- **Passage**:
....

# Belize Gear Tips?



## tkag18 (Dec 9, 2015)

Me and my dad are making our way down to Belize in September to fish for 3 days with El Pescador lodge. This is our first time fishing for bones, tarpon, permit. Asking around to see if we can get any tips on what kind of reels and line we should get. My dad is a novice caster and since we will be sharing rods we will need to get line suited best for beginners. We are taking Helios 3, 8 and 10wt and a 9wt Orvis Clearwater. We do not have reels for the 8 or 10. Any tips are appreciated.


----------



## Bruce J (Mar 4, 2018)

I wouldn't bother taking the 3wt as it will be way too light for any bones, permit, or tarpon. The 8, 9, and 10wt rods will be fine. I would recommend bringing another 8 wt, or a 7wt if you and your dad plan to fish bonefish together, as you'll likely be wading and can each fish. You could use the 8 and 9 for the bones instead, but then you won't have a back-up if you (inevitably) break one of them.

Lots of choices for reels depending on your budget, but any name brand large arbor reel with proper backing loaded will do you well. Scientific Anglers, Rio, and Orvis all make good saltwater lines specifically for bonefish (for the 7/8/9 wt reels) or tarpon for the 10wt.

You'll need leaders, and since you're beginners it will be better to go with the pre-made tapered saltwater leaders available at any decent fly shop. If you're good with your knots you can tie your own, but as a beginner you might not want to mess with it.

Then you'll also need a good selection of bonefish flies, a few permit and tarpon flies. Others can chime in with their favorites, but you'll want a a selection of primarily size 4 and 6 crazy charlies for the bones in different flavors with a few different eye weights - no eyes, bean chain, and barbell type.

....

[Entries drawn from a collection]
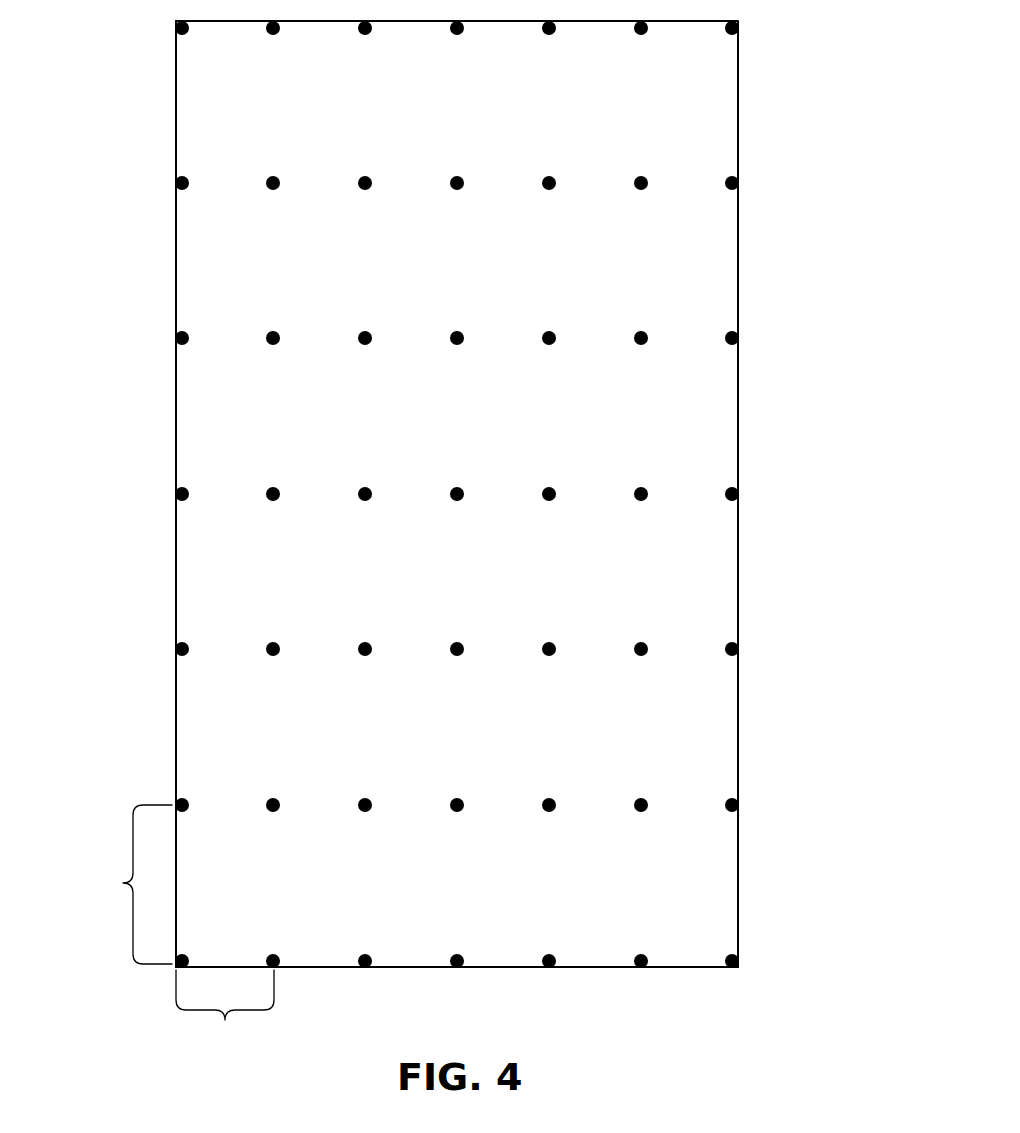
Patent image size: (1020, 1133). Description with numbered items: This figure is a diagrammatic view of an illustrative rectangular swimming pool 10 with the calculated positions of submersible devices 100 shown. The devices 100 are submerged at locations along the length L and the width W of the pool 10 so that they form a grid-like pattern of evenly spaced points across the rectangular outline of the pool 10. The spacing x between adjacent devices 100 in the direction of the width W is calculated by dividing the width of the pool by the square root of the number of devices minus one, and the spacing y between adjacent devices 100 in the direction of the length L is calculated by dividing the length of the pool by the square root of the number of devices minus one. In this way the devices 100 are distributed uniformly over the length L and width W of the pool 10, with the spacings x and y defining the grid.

The pool 10 is at (775, 272).
The devices 100 is at (549, 332).
The length L is at (156, 494).
The width W is at (457, 991).
The spacing in the direction of the width x is at (225, 1010).
The spacing in the direction of the length y is at (137, 884).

....

- **Required actions**:
1. Decide whether each statement agrees with the Belize gear thread, answering yes or no and quoting the words of the thread that settle it. (a) Bruce J advises leaving the 3wt rod at home. (b) The original poster already owns reels for the 8wt and 10wt rods. (c) Bruce J recommends mostly size 2 crazy charlies for bonefish.
2. Recast the paragraph of the Belize gear thread beginning "Lots of choices for reels" as a short bulleted list that keeps its main facts.
3. Resume the Belize gear thread, picking up right after its final sentence.

- **Answers to the exercise**:
1.
(a) Yes: "I wouldn't bother taking the 3wt as it will be way too light for any bones, permit, or tarpon."
(b) No: "We do not have reels for the 8 or 10."
(c) No: "you'll want a a selection of primarily size 4 and 6 crazy charlies for the bones"

2.
- Reel choice depends on budget, but any name-brand large-arbor reel loaded with proper backing will work well.
- Scientific Anglers, Rio, and Orvis all make good saltwater lines.
- Use lines made for bonefish on the 7, 8, and 9wt reels, and tarpon lines on the 10wt.

3.
----------



## Dave Nickles (Feb 3, 2018)

I'm guessing you were talking about Helios3 model rods in 8 and 10 weights - those would be great. I am wait-listed for the Orvis school at El Pescador in Oct. and I believe they offer pretty good rental outfits. You may want to give them a call to find out for sure and get their advice on rigs and flies.


----------



## RileyH203 (Jun 28, 2017)

I am doing a few days at El Pescador in October. Did my first fly fishing trip to Belize last year and I absolutely over packed with the gear. I took wading booties, however the areas you could really get out of the boat were nice sand bottoms so the boots were unnecessary, and the areas that were not sand, the guide advised us not to get out because it was mud bottoms that you would sink to your waist in. Used the same shrimp pattern with rubber legs and beadchain eyes for bones, they seem much more interested in a well presented fly that a specific pattern.


----------



## 994 (Apr 14, 2008)

I’m also planning a trip to Belize in October for our honeymoon. Trying to decide between El Pescador and Victoria House. Need a place that the wife can relax comfortably when she doesn’t want to fish.


----------



## backbone (Jan 4, 2016)

I would do a honeymoon at Victoria House. I have been to both and they have their strengths. You can wade around VH for bones. I would book George Bradley as a guide if doing the VH trip.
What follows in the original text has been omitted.